■ YOUR INSTRUCTIONS
The listing below should be copied in full, word for word.

Collected data:
· · · · · · ·

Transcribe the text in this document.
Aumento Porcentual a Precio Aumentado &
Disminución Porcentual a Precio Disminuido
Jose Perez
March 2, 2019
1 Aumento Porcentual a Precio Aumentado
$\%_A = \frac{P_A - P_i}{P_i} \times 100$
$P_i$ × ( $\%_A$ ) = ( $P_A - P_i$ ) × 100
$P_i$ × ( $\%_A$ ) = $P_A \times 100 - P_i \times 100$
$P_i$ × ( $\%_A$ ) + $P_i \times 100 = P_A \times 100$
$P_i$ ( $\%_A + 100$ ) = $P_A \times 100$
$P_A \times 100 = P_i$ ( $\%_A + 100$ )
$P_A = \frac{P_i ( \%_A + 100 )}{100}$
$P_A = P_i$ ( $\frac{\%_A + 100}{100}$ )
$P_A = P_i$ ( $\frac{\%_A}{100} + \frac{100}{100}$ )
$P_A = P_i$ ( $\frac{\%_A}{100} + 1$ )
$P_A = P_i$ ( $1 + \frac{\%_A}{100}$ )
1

· · · · · · ·

■ FINISHED EXERCISE
Transcribe the text in this document.
Aumento Porcentual a Precio Aumentado &
Disminución Porcentual a Precio Disminuido
Jose Perez
March 2, 2019
1 Aumento Porcentual a Precio Aumentado
$\%_A = \frac{P_A - P_i}{P_i} \times 100$
$P_i$ × ( $\%_A$ ) = ( $P_A - P_i$ ) × 100
$P_i$ × ( $\%_A$ ) = $P_A \times 100 - P_i \times 100$
$P_i$ × ( $\%_A$ ) + $P_i \times 100 = P_A \times 100$
$P_i$ ( $\%_A + 100$ ) = $P_A \times 100$
$P_A \times 100 = P_i$ ( $\%_A + 100$ )
$P_A = \frac{P_i ( \%_A + 100 )}{100}$
$P_A = P_i$ ( $\frac{\%_A + 100}{100}$ )
$P_A = P_i$ ( $\frac{\%_A}{100} + \frac{100}{100}$ )
$P_A = P_i$ ( $\frac{\%_A}{100} + 1$ )
$P_A = P_i$ ( $1 + \frac{\%_A}{100}$ )
1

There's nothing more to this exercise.